EXERCISE PROMPT →
Output every entry exactly as given.

DATASET →

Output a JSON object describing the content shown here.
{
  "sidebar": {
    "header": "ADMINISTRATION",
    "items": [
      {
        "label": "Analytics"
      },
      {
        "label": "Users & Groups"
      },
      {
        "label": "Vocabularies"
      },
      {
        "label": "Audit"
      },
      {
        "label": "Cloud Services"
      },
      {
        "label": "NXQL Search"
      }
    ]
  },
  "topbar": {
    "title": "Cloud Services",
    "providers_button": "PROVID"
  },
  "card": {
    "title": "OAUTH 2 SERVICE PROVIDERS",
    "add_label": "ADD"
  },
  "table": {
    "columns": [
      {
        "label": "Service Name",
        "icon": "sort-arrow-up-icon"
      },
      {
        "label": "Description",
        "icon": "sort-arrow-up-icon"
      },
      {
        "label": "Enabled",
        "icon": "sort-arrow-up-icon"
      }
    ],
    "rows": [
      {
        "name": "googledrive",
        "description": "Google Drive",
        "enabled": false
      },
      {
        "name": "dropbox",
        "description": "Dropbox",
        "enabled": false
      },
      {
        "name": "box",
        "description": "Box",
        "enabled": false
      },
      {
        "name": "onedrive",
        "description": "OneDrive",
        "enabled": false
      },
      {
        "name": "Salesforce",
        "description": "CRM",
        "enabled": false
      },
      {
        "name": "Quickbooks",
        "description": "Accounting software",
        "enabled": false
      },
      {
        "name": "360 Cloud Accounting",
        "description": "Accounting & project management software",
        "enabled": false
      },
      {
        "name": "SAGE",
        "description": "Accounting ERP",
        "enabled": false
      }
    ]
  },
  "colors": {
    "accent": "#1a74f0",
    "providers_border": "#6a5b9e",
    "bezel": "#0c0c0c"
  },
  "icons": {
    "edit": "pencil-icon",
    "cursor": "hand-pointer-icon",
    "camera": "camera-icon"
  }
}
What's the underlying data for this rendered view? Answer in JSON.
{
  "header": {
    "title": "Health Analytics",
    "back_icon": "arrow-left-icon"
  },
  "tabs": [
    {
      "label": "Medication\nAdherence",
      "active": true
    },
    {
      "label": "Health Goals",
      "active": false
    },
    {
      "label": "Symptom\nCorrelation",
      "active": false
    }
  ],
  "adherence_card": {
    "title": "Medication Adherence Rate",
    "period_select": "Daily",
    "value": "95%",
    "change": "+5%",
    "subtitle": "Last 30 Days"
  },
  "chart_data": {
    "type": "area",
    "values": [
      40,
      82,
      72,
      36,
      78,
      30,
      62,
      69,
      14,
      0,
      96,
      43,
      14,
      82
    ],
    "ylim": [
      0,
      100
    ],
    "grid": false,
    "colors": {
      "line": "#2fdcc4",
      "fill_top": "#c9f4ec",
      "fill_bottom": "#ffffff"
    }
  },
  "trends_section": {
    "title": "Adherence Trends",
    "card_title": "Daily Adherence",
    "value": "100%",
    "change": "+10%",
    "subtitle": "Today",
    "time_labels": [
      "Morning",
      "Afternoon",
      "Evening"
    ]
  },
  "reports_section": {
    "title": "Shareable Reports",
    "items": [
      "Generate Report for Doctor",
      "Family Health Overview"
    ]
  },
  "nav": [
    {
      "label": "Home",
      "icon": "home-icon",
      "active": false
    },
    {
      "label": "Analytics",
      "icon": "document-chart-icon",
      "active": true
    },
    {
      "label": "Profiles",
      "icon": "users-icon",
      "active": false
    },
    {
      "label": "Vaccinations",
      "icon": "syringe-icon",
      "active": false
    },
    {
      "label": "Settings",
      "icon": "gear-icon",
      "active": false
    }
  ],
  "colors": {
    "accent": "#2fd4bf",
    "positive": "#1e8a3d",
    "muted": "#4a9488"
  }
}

RIGHT ANSWER →
Output a JSON object describing the content shown here.
{
  "sidebar": {
    "header": "ADMINISTRATION",
    "items": [
      {
        "label": "Analytics"
      },
      {
        "label": "Users & Groups"
      },
      {
        "label": "Vocabularies"
      },
      {
        "label": "Audit"
      },
      {
        "label": "Cloud Services"
      },
      {
        "label": "NXQL Search"
      }
    ]
  },
  "topbar": {
    "title": "Cloud Services",
    "providers_button": "PROVID"
  },
  "card": {
    "title": "OAUTH 2 SERVICE PROVIDERS",
    "add_label": "ADD"
  },
  "table": {
    "columns": [
      {
        "label": "Service Name",
        "icon": "sort-arrow-up-icon"
      },
      {
        "label": "Description",
        "icon": "sort-arrow-up-icon"
      },
      {
        "label": "Enabled",
        "icon": "sort-arrow-up-icon"
      }
    ],
    "rows": [
      {
        "name": "googledrive",
        "description": "Google Drive",
        "enabled": false
      },
      {
        "name": "dropbox",
        "description": "Dropbox",
        "enabled": false
      },
      {
        "name": "box",
        "description": "Box",
        "enabled": false
      },
      {
        "name": "onedrive",
        "description": "OneDrive",
        "enabled": false
      },
      {
        "name": "Salesforce",
        "description": "CRM",
        "enabled": false
      },
      {
        "name": "Quickbooks",
        "description": "Accounting software",
        "enabled": false
      },
      {
        "name": "360 Cloud Accounting",
        "description": "Accounting & project management software",
        "enabled": false
      },
      {
        "name": "SAGE",
        "description": "Accounting ERP",
        "enabled": false
      }
    ]
  },
  "colors": {
    "accent": "#1a74f0",
    "providers_border": "#6a5b9e",
    "bezel": "#0c0c0c"
  },
  "icons": {
    "edit": "pencil-icon",
    "cursor": "hand-pointer-icon",
    "camera": "camera-icon"
  }
}
What's the underlying data for this rendered view? Answer in JSON.
{
  "header": {
    "title": "Health Analytics",
    "back_icon": "arrow-left-icon"
  },
  "tabs": [
    {
      "label": "Medication\nAdherence",
      "active": true
    },
    {
      "label": "Health Goals",
      "active": false
    },
    {
      "label": "Symptom\nCorrelation",
      "active": false
    }
  ],
  "adherence_card": {
    "title": "Medication Adherence Rate",
    "period_select": "Daily",
    "value": "95%",
    "change": "+5%",
    "subtitle": "Last 30 Days"
  },
  "chart_data": {
    "type": "area",
    "values": [
      40,
      82,
      72,
      36,
      78,
      30,
      62,
      69,
      14,
      0,
      96,
      43,
      14,
      82
    ],
    "ylim": [
      0,
      100
    ],
    "grid": false,
    "colors": {
      "line": "#2fdcc4",
      "fill_top": "#c9f4ec",
      "fill_bottom": "#ffffff"
    }
  },
  "trends_section": {
    "title": "Adherence Trends",
    "card_title": "Daily Adherence",
    "value": "100%",
    "change": "+10%",
    "subtitle": "Today",
    "time_labels": [
      "Morning",
      "Afternoon",
      "Evening"
    ]
  },
  "reports_section": {
    "title": "Shareable Reports",
    "items": [
      "Generate Report for Doctor",
      "Family Health Overview"
    ]
  },
  "nav": [
    {
      "label": "Home",
      "icon": "home-icon",
      "active": false
    },
    {
      "label": "Analytics",
      "icon": "document-chart-icon",
      "active": true
    },
    {
      "label": "Profiles",
      "icon": "users-icon",
      "active": false
    },
    {
      "label": "Vaccinations",
      "icon": "syringe-icon",
      "active": false
    },
    {
      "label": "Settings",
      "icon": "gear-icon",
      "active": false
    }
  ],
  "colors": {
    "accent": "#2fd4bf",
    "positive": "#1e8a3d",
    "muted": "#4a9488"
  }
}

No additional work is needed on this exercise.